>> start MATERIAL PROVIDED
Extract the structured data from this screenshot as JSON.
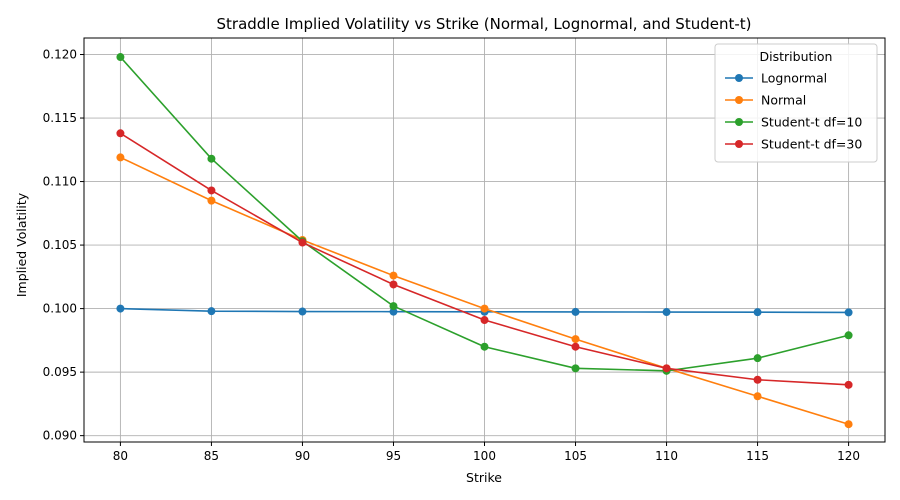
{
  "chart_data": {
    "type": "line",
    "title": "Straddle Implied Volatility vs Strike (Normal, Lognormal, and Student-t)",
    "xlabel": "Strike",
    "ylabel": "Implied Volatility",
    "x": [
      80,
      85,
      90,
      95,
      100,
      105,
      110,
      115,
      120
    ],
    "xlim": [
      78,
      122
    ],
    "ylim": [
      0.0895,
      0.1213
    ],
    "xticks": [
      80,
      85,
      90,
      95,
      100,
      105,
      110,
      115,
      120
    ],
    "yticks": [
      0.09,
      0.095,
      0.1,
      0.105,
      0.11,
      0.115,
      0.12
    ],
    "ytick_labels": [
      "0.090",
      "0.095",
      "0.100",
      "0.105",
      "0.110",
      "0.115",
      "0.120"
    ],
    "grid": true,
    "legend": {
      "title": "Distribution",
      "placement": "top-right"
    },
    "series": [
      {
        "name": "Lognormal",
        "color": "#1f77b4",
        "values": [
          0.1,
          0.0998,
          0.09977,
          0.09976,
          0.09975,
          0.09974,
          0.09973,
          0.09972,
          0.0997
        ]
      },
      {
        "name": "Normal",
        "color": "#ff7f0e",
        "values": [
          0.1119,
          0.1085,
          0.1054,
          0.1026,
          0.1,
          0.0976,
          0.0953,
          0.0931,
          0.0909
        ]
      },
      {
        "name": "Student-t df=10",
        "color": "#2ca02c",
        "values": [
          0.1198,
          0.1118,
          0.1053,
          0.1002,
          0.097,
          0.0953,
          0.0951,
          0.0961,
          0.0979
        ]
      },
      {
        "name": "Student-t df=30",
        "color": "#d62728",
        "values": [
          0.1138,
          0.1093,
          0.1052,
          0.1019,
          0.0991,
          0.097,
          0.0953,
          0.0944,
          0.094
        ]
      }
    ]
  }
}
>> end MATERIAL PROVIDED
» **EXERCISE INSTRUCTIONS**: Within the listing above, copy each line that has the string "Lognormal".

» **EXERCISE RESPONSE**:
    "title": "Straddle Implied Volatility vs Strike (Normal, Lognormal, and Student-t)",
        "name": "Lognormal",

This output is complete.